Listed entries below:

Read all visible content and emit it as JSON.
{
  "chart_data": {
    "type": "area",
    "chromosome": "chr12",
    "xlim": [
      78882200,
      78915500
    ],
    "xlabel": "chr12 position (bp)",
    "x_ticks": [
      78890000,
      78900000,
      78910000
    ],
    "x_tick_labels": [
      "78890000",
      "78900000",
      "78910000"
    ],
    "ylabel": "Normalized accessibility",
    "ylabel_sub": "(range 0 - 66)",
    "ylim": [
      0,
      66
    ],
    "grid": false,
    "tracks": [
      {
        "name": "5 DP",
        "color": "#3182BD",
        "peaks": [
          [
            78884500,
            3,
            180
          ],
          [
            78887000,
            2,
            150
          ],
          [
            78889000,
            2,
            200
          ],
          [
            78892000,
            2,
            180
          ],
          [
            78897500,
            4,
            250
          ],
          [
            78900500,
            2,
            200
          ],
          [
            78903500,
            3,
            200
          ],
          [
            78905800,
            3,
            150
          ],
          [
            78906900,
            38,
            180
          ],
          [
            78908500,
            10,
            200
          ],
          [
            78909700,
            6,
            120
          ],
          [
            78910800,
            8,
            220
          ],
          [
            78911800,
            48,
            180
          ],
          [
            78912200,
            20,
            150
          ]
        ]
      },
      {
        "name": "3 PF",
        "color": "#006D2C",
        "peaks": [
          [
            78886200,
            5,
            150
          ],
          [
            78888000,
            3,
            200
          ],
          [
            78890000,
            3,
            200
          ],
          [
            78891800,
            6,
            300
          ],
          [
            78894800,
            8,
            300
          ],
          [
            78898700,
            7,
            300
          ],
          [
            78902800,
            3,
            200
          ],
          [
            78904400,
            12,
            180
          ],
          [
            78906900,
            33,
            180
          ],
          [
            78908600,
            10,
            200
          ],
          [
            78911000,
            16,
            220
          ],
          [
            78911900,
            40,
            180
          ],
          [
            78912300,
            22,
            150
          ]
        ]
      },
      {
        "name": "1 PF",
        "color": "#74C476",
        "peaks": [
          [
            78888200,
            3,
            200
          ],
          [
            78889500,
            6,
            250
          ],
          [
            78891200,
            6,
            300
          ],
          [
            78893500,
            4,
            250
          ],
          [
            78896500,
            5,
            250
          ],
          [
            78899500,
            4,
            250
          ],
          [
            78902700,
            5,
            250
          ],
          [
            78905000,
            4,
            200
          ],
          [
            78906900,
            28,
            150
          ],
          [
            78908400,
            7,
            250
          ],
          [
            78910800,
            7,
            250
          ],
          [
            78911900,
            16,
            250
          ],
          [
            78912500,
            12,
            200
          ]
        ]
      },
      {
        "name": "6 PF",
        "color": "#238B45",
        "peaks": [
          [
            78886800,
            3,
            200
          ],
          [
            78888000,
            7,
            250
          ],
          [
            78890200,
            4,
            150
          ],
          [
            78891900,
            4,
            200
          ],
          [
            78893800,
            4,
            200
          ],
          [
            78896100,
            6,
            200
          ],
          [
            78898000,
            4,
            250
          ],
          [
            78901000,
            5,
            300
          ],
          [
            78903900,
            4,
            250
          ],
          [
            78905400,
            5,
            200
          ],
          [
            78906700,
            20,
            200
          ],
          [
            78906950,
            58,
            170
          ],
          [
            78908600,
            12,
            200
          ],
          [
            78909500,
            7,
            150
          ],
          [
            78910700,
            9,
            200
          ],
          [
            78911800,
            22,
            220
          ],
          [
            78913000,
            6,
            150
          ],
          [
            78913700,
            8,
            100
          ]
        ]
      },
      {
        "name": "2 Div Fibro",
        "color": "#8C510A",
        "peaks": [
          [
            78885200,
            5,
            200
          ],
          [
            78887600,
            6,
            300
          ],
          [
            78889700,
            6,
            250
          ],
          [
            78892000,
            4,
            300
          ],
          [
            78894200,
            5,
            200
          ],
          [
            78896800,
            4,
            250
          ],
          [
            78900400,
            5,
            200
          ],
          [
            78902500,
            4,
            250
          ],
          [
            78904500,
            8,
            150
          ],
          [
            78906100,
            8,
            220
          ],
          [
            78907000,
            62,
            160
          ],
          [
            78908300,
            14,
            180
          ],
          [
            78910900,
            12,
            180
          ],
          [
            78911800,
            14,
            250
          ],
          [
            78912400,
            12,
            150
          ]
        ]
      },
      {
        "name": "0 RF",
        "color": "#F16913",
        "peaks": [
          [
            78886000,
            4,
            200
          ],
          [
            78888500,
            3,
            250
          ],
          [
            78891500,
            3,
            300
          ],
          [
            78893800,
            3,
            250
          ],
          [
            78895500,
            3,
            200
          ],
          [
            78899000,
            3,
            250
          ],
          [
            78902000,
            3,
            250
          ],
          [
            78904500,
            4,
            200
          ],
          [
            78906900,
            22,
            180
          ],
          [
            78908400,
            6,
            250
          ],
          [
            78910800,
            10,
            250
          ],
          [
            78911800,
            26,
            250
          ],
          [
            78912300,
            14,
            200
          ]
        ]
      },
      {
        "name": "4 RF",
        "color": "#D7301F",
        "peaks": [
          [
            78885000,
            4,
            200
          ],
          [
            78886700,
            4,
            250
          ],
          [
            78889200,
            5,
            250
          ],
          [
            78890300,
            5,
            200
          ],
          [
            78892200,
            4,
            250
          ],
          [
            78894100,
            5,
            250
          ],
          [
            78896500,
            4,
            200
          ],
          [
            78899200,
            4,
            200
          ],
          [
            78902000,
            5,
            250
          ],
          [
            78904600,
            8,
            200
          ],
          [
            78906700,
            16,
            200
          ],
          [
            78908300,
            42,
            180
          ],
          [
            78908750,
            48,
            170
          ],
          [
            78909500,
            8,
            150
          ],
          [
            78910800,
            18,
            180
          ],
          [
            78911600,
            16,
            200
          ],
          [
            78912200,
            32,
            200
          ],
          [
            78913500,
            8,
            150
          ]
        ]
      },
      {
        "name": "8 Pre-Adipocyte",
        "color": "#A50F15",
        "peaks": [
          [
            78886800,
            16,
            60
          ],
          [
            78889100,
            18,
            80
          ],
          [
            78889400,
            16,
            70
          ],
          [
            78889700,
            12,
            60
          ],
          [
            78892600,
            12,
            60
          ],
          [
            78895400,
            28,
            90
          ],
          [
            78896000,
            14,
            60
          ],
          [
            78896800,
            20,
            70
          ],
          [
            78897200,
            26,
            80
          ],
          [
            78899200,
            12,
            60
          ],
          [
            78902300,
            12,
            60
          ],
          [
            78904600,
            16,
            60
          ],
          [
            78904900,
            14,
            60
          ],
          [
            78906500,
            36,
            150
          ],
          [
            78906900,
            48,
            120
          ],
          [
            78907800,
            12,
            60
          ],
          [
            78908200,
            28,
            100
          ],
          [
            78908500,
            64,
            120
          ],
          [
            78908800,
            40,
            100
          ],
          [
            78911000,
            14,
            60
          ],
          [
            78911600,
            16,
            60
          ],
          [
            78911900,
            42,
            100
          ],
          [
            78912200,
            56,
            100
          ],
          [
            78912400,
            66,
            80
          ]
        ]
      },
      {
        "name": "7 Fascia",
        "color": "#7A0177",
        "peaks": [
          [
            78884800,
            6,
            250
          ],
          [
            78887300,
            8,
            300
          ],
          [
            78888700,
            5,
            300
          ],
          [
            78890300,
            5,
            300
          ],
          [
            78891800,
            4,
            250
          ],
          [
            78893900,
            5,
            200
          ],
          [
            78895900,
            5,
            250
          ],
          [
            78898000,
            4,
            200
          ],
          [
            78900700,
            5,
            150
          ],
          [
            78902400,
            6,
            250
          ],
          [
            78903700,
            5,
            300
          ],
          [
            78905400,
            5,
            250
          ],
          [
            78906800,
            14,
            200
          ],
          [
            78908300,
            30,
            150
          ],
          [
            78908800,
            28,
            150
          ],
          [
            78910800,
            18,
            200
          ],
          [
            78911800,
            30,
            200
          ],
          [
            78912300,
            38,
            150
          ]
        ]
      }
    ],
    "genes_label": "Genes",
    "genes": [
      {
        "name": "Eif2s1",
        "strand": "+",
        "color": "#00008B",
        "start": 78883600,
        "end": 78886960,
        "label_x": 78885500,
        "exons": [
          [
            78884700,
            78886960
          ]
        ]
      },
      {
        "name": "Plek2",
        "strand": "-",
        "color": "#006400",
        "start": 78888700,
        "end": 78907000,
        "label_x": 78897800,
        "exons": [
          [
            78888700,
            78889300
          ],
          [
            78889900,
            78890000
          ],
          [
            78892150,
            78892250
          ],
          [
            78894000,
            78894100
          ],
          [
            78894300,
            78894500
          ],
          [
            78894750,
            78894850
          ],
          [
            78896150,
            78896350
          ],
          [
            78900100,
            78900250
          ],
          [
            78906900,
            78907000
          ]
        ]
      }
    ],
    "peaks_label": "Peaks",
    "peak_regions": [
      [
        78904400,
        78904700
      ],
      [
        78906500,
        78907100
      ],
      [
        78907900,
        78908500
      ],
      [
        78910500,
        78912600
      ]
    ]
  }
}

End of Listed entries.

# Exercise goal
Find all the lines with "name" in the data and copy them.

# Written response
        "name": "5 DP",
        "name": "3 PF",
        "name": "1 PF",
        "name": "6 PF",
        "name": "2 Div Fibro",
        "name": "0 RF",
        "name": "4 RF",
        "name": "8 Pre-Adipocyte",
        "name": "7 Fascia",
        "name": "Eif2s1",
        "name": "Plek2",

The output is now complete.